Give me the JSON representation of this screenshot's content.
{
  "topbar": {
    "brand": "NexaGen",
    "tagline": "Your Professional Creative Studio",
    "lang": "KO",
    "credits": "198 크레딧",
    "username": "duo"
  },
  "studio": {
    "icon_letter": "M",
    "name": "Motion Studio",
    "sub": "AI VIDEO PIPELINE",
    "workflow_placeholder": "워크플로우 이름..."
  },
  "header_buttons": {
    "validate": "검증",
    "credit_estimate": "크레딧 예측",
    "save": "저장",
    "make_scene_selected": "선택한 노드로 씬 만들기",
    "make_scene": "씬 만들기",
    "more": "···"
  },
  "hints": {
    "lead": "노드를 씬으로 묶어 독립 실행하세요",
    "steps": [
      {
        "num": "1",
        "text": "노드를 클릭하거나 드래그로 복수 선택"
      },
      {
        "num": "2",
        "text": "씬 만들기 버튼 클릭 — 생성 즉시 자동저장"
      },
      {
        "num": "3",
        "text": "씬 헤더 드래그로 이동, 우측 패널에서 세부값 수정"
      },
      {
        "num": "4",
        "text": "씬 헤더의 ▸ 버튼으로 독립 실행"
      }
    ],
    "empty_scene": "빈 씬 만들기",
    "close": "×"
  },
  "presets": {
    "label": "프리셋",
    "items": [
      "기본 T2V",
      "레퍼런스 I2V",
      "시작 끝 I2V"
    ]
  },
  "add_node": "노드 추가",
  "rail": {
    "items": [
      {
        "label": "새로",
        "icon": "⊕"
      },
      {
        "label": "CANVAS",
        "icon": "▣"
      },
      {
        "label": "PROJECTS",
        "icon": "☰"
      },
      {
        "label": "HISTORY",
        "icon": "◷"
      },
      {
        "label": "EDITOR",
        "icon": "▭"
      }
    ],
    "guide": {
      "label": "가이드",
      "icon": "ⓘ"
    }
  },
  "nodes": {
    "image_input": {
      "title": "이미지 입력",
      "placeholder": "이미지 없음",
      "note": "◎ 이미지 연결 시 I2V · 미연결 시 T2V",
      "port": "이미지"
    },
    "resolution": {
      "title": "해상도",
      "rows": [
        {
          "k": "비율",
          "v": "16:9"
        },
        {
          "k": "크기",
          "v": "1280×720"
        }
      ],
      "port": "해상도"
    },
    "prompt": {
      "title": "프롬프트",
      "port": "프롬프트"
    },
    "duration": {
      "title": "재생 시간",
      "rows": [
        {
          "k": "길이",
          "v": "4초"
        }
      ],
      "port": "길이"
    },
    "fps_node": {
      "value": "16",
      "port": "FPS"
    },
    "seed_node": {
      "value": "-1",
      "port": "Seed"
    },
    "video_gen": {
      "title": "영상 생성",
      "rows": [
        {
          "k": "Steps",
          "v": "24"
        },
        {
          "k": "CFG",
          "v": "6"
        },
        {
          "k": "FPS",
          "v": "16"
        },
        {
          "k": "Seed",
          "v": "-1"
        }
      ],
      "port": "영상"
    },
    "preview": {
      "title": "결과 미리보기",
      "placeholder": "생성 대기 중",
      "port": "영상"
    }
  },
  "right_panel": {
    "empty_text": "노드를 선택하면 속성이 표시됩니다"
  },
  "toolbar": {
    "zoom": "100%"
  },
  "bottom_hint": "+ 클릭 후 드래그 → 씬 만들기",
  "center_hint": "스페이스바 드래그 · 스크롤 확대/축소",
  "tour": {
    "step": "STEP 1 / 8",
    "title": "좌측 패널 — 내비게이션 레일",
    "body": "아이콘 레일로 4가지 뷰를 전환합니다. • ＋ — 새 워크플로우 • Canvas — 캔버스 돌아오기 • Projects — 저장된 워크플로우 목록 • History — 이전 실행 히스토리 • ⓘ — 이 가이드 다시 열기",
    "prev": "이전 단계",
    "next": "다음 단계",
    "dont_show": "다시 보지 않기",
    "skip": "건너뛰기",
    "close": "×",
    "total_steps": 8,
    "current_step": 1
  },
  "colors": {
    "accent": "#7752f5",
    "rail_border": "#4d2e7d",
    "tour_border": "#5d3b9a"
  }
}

============

» **Directions**
Find the string "title" in the listing and return every line that holds it.

» **Answer to the problem**
      "title": "이미지 입력",
      "title": "해상도",
      "title": "프롬프트",
      "title": "재생 시간",
      "title": "영상 생성",
      "title": "결과 미리보기",
    "title": "좌측 패널 — 내비게이션 레일",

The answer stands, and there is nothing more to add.